=== Extracted records ===
[start]

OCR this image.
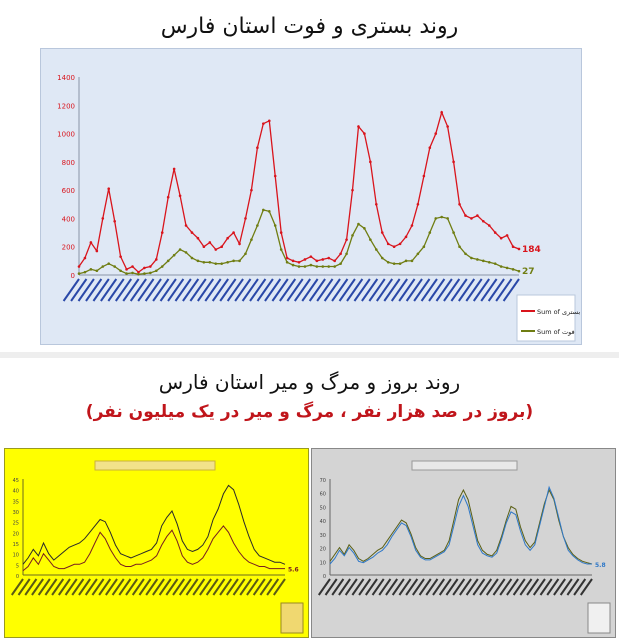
روند بستری و فوت استان فارس
0
200
400
600
800
1000
1200
1400
184
27
Sum of بستری
Sum of فوت
روند بروز و مرگ و میر استان فارس
(بروز در صد هزار نفر ، مرگ و میر در یک میلیون نفر)
0
5
10
15
20
25
30
35
40
45
5.6
0
10
20
30
40
50
60
70
5.8
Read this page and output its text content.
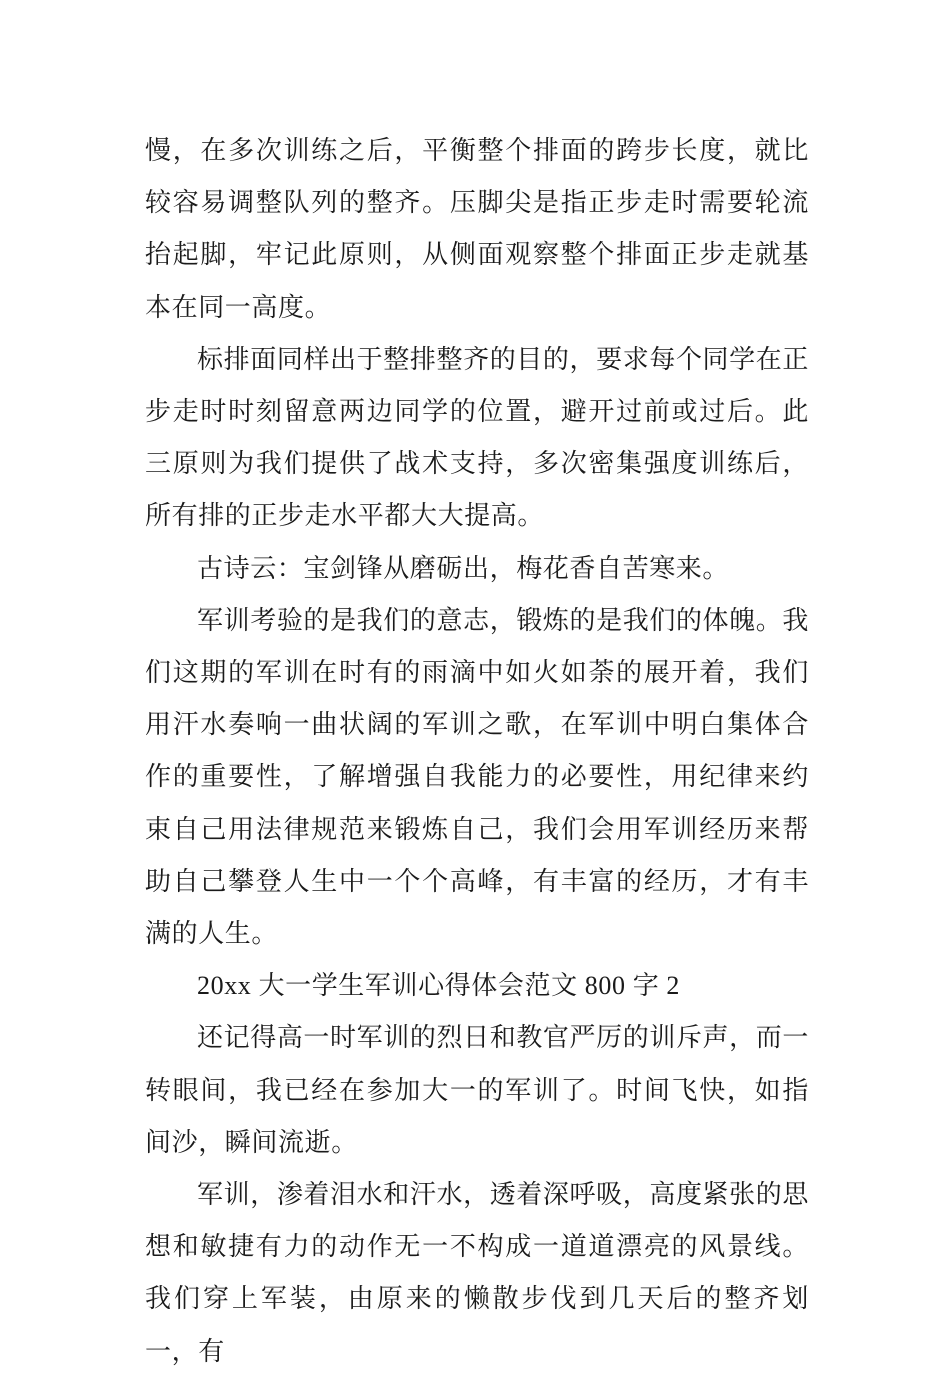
慢，在多次训练之后，平衡整个排面的跨步长度，就比较容易调整队列的整齐。压脚尖是指正步走时需要轮流抬起脚，牢记此原则，从侧面观察整个排面正步走就基本在同一高度。

标排面同样出于整排整齐的目的，要求每个同学在正步走时时刻留意两边同学的位置，避开过前或过后。此三原则为我们提供了战术支持，多次密集强度训练后，所有排的正步走水平都大大提高。

古诗云：宝剑锋从磨砺出，梅花香自苦寒来。

军训考验的是我们的意志，锻炼的是我们的体魄。我们这期的军训在时有的雨滴中如火如荼的展开着，我们用汗水奏响一曲状阔的军训之歌，在军训中明白集体合作的重要性，了解增强自我能力的必要性，用纪律来约束自己用法律规范来锻炼自己，我们会用军训经历来帮助自己攀登人生中一个个高峰，有丰富的经历，才有丰满的人生。

20xx 大一学生军训心得体会范文 800 字 2

还记得高一时军训的烈日和教官严厉的训斥声，而一转眼间，我已经在参加大一的军训了。时间飞快，如指间沙，瞬间流逝。

军训，渗着泪水和汗水，透着深呼吸，高度紧张的思想和敏捷有力的动作无一不构成一道道漂亮的风景线。我们穿上军装，由原来的懒散步伐到几天后的整齐划一，有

[end]

=== What you will do ===
Retype the line containing "Read this page and output its text content." and all lines after it through the end of the material, exactly and only those, leaving out pictures.

=== Answer in full ===
Read this page and output its text content.
慢，在多次训练之后，平衡整个排面的跨步长度，就比较容易调整队列的整齐。压脚尖是指正步走时需要轮流抬起脚，牢记此原则，从侧面观察整个排面正步走就基本在同一高度。

标排面同样出于整排整齐的目的，要求每个同学在正步走时时刻留意两边同学的位置，避开过前或过后。此三原则为我们提供了战术支持，多次密集强度训练后，所有排的正步走水平都大大提高。

古诗云：宝剑锋从磨砺出，梅花香自苦寒来。

军训考验的是我们的意志，锻炼的是我们的体魄。我们这期的军训在时有的雨滴中如火如荼的展开着，我们用汗水奏响一曲状阔的军训之歌，在军训中明白集体合作的重要性，了解增强自我能力的必要性，用纪律来约束自己用法律规范来锻炼自己，我们会用军训经历来帮助自己攀登人生中一个个高峰，有丰富的经历，才有丰满的人生。

20xx 大一学生军训心得体会范文 800 字 2

还记得高一时军训的烈日和教官严厉的训斥声，而一转眼间，我已经在参加大一的军训了。时间飞快，如指间沙，瞬间流逝。

军训，渗着泪水和汗水，透着深呼吸，高度紧张的思想和敏捷有力的动作无一不构成一道道漂亮的风景线。我们穿上军装，由原来的懒散步伐到几天后的整齐划一，有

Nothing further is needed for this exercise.